:: Stated exercise ::
Output all of the entries exactly as written.

Data extracted from a collection
_____

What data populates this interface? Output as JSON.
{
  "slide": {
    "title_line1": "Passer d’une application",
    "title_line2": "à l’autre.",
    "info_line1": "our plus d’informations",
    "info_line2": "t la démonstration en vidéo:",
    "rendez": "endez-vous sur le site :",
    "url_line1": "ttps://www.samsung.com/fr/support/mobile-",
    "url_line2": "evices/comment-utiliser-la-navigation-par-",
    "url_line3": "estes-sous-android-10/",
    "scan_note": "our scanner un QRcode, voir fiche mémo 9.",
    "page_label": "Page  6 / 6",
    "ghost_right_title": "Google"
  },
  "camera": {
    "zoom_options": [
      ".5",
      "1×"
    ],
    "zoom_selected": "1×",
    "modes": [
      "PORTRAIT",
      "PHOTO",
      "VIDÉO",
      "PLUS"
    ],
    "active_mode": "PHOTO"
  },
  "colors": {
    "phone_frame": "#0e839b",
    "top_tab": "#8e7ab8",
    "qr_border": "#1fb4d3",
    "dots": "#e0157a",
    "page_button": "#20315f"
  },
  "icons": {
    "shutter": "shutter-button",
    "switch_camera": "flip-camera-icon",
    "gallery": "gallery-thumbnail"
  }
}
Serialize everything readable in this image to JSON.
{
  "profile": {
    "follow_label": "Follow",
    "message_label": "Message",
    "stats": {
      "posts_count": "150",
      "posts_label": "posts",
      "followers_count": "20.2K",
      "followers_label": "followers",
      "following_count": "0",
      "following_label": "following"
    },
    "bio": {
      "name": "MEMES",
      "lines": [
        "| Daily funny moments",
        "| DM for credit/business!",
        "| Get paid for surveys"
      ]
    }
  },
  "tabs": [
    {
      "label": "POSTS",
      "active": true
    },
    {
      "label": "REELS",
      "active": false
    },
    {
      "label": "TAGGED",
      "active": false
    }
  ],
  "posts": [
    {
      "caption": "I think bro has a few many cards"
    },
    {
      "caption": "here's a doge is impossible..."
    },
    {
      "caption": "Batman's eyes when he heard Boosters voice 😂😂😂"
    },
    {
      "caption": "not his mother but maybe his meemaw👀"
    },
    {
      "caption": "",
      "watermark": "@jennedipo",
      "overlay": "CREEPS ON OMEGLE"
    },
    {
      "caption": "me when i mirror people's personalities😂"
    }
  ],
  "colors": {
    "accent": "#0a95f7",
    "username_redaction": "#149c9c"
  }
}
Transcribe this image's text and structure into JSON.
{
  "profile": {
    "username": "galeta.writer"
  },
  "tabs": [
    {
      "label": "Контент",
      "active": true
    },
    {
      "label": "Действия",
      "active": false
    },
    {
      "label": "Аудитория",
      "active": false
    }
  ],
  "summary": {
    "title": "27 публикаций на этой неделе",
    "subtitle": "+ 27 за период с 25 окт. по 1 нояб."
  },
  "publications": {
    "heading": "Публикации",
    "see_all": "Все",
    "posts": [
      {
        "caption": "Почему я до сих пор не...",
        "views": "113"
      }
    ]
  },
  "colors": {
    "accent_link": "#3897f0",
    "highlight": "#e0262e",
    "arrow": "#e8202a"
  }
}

_____

:: Exercise output ::
What data populates this interface? Output as JSON.
{
  "slide": {
    "title_line1": "Passer d’une application",
    "title_line2": "à l’autre.",
    "info_line1": "our plus d’informations",
    "info_line2": "t la démonstration en vidéo:",
    "rendez": "endez-vous sur le site :",
    "url_line1": "ttps://www.samsung.com/fr/support/mobile-",
    "url_line2": "evices/comment-utiliser-la-navigation-par-",
    "url_line3": "estes-sous-android-10/",
    "scan_note": "our scanner un QRcode, voir fiche mémo 9.",
    "page_label": "Page  6 / 6",
    "ghost_right_title": "Google"
  },
  "camera": {
    "zoom_options": [
      ".5",
      "1×"
    ],
    "zoom_selected": "1×",
    "modes": [
      "PORTRAIT",
      "PHOTO",
      "VIDÉO",
      "PLUS"
    ],
    "active_mode": "PHOTO"
  },
  "colors": {
    "phone_frame": "#0e839b",
    "top_tab": "#8e7ab8",
    "qr_border": "#1fb4d3",
    "dots": "#e0157a",
    "page_button": "#20315f"
  },
  "icons": {
    "shutter": "shutter-button",
    "switch_camera": "flip-camera-icon",
    "gallery": "gallery-thumbnail"
  }
}
Serialize everything readable in this image to JSON.
{
  "profile": {
    "follow_label": "Follow",
    "message_label": "Message",
    "stats": {
      "posts_count": "150",
      "posts_label": "posts",
      "followers_count": "20.2K",
      "followers_label": "followers",
      "following_count": "0",
      "following_label": "following"
    },
    "bio": {
      "name": "MEMES",
      "lines": [
        "| Daily funny moments",
        "| DM for credit/business!",
        "| Get paid for surveys"
      ]
    }
  },
  "tabs": [
    {
      "label": "POSTS",
      "active": true
    },
    {
      "label": "REELS",
      "active": false
    },
    {
      "label": "TAGGED",
      "active": false
    }
  ],
  "posts": [
    {
      "caption": "I think bro has a few many cards"
    },
    {
      "caption": "here's a doge is impossible..."
    },
    {
      "caption": "Batman's eyes when he heard Boosters voice 😂😂😂"
    },
    {
      "caption": "not his mother but maybe his meemaw👀"
    },
    {
      "caption": "",
      "watermark": "@jennedipo",
      "overlay": "CREEPS ON OMEGLE"
    },
    {
      "caption": "me when i mirror people's personalities😂"
    }
  ],
  "colors": {
    "accent": "#0a95f7",
    "username_redaction": "#149c9c"
  }
}
Transcribe this image's text and structure into JSON.
{
  "profile": {
    "username": "galeta.writer"
  },
  "tabs": [
    {
      "label": "Контент",
      "active": true
    },
    {
      "label": "Действия",
      "active": false
    },
    {
      "label": "Аудитория",
      "active": false
    }
  ],
  "summary": {
    "title": "27 публикаций на этой неделе",
    "subtitle": "+ 27 за период с 25 окт. по 1 нояб."
  },
  "publications": {
    "heading": "Публикации",
    "see_all": "Все",
    "posts": [
      {
        "caption": "Почему я до сих пор не...",
        "views": "113"
      }
    ]
  },
  "colors": {
    "accent_link": "#3897f0",
    "highlight": "#e0262e",
    "arrow": "#e8202a"
  }
}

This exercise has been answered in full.